[Collected data entries]
┄┄┄┄┄┄
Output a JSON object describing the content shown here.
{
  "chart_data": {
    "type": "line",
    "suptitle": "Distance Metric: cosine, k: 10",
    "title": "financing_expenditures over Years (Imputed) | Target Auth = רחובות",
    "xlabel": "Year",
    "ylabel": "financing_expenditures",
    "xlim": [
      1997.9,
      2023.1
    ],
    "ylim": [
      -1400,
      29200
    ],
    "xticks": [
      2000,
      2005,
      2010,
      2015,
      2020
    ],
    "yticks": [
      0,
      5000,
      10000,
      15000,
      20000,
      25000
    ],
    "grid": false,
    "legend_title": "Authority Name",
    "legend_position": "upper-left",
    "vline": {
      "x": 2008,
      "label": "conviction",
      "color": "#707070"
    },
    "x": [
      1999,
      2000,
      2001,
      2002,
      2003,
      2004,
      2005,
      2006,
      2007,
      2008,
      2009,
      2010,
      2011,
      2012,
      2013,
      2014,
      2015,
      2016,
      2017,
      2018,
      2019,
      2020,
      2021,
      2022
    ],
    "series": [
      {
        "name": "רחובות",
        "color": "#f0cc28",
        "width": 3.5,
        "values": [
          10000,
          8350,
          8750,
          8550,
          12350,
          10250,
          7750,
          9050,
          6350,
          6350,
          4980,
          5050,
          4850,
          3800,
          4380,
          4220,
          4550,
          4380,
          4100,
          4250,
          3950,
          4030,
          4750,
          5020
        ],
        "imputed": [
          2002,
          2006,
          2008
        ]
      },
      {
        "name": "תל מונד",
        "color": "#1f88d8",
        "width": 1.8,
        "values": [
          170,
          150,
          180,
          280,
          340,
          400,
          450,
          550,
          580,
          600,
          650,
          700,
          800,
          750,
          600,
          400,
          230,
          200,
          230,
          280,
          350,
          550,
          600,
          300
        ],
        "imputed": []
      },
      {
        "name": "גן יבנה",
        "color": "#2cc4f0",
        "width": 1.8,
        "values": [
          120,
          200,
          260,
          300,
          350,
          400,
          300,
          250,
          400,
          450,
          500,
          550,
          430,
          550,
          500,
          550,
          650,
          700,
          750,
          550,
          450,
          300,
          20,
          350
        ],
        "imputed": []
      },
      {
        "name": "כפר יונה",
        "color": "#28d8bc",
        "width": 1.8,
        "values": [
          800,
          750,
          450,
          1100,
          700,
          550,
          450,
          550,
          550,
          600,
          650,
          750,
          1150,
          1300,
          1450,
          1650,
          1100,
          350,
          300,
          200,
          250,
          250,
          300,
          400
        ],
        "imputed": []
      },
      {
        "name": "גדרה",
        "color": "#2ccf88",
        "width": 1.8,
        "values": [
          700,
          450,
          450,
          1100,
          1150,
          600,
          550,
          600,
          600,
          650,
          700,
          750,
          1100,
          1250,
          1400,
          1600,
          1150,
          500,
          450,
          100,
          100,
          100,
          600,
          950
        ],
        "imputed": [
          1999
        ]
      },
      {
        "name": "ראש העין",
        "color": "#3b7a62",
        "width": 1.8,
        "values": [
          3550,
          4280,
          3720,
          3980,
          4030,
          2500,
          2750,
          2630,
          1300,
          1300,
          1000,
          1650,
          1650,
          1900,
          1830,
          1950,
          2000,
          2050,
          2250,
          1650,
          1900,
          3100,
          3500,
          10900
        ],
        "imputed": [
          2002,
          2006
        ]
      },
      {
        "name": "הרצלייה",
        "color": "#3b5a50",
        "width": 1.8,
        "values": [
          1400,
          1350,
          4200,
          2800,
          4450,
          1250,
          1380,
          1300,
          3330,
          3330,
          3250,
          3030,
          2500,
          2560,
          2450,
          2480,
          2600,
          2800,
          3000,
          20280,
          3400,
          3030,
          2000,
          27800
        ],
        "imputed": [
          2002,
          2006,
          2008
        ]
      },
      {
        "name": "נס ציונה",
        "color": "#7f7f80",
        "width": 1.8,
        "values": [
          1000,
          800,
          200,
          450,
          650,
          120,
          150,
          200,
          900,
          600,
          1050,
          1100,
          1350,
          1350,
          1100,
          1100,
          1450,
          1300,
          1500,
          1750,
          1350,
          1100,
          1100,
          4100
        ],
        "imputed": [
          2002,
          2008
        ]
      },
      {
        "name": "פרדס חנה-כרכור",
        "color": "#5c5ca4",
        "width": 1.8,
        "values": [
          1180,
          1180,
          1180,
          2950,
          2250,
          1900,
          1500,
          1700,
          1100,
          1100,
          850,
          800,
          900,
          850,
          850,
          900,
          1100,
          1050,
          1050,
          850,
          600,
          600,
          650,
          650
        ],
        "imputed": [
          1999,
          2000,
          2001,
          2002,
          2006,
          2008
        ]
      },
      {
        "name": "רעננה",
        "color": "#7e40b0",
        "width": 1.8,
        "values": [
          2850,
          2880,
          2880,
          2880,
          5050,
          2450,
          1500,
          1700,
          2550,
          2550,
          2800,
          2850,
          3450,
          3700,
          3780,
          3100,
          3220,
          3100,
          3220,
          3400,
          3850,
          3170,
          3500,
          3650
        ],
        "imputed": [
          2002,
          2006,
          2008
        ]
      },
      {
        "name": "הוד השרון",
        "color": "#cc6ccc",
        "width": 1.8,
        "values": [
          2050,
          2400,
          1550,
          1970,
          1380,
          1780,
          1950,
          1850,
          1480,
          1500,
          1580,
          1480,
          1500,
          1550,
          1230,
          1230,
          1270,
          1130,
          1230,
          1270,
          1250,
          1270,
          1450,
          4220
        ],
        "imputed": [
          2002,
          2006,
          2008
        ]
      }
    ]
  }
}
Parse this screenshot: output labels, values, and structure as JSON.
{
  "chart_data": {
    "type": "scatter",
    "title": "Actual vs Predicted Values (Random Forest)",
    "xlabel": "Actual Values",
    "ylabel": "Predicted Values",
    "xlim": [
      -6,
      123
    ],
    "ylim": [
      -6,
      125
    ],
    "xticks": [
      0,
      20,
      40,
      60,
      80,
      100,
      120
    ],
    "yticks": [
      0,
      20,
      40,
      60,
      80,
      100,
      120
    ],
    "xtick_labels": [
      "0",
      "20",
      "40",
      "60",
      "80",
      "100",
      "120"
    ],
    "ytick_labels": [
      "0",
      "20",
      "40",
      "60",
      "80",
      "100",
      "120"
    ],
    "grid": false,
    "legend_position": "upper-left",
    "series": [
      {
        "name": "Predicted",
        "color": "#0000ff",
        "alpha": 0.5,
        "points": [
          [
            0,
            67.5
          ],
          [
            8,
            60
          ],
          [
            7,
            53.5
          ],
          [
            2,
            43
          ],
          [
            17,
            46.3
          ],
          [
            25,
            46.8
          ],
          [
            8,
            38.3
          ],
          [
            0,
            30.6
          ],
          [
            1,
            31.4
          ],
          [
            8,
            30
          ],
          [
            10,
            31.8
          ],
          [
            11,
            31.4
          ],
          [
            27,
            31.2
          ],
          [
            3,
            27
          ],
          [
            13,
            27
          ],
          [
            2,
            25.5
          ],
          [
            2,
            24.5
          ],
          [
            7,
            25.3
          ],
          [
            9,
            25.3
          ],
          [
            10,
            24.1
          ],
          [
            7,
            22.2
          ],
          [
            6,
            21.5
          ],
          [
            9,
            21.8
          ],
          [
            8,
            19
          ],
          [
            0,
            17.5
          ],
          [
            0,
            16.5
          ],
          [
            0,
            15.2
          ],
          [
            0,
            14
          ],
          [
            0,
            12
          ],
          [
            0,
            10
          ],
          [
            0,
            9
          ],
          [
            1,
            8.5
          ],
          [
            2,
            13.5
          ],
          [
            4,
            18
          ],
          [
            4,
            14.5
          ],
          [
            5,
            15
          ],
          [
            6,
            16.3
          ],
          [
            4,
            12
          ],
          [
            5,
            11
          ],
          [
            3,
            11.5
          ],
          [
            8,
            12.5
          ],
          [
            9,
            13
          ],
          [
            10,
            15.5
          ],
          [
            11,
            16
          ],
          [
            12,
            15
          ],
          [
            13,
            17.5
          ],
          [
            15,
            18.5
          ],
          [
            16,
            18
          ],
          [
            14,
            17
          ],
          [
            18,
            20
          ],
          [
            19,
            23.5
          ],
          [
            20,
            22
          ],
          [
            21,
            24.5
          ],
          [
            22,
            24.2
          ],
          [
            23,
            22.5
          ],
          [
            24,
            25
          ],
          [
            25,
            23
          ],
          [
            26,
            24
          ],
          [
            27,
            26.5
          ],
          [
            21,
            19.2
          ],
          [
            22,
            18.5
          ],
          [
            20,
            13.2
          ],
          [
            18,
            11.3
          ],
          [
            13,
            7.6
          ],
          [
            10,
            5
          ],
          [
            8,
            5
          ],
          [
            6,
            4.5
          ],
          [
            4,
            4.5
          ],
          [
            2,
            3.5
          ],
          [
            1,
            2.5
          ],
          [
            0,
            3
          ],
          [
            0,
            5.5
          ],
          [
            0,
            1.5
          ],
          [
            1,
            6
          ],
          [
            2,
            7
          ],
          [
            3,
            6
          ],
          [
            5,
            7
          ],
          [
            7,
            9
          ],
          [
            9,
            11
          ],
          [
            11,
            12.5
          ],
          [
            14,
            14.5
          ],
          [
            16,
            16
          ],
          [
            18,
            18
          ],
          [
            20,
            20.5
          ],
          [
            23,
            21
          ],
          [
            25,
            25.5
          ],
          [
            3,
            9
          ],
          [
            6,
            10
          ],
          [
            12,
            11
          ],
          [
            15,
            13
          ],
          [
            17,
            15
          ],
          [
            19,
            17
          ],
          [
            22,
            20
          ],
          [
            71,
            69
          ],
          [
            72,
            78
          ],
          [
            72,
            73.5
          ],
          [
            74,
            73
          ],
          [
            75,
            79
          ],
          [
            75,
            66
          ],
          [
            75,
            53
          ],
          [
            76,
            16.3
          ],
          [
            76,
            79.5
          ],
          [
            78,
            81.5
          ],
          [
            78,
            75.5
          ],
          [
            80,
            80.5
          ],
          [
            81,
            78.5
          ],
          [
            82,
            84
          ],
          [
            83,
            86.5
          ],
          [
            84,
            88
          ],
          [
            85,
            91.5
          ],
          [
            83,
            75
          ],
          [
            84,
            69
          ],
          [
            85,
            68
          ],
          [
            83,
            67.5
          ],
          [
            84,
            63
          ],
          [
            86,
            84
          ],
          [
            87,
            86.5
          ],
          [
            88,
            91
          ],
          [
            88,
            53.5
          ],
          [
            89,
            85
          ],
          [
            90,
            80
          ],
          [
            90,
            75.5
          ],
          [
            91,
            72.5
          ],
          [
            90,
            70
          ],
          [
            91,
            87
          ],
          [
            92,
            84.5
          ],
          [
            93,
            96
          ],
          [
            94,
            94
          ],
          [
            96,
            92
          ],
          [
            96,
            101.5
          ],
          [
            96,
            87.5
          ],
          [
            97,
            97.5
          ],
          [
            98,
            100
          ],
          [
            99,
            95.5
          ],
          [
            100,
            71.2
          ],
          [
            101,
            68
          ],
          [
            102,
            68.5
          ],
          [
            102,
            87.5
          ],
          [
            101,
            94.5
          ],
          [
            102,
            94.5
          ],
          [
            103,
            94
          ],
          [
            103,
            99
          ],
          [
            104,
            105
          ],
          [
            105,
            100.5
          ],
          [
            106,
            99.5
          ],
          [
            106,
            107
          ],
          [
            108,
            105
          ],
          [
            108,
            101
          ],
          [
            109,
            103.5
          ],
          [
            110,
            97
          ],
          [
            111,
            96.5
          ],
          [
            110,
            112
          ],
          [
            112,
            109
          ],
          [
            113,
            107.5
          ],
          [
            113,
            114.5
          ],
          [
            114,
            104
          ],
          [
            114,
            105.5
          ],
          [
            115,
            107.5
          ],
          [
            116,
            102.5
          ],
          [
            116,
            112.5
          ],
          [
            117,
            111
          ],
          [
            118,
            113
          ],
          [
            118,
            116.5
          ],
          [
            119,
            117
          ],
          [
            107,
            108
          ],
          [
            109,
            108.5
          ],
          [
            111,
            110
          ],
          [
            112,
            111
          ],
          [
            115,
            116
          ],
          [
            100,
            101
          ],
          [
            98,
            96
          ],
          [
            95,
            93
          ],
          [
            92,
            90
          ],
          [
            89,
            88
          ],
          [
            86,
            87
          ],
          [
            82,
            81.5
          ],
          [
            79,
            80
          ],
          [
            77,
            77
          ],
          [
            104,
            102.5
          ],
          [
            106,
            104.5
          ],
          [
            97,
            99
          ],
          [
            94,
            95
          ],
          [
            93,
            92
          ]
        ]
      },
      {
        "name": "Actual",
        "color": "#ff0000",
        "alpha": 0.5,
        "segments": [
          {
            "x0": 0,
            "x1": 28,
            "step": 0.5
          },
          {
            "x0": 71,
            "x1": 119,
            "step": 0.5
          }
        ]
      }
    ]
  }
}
┄┄┄┄┄┄
Objective => Select from the material above each line in which the string "Predicted" appears, and list those lines.

Completed task =>
    "title": "Actual vs Predicted Values (Random Forest)",
    "ylabel": "Predicted Values",
        "name": "Predicted",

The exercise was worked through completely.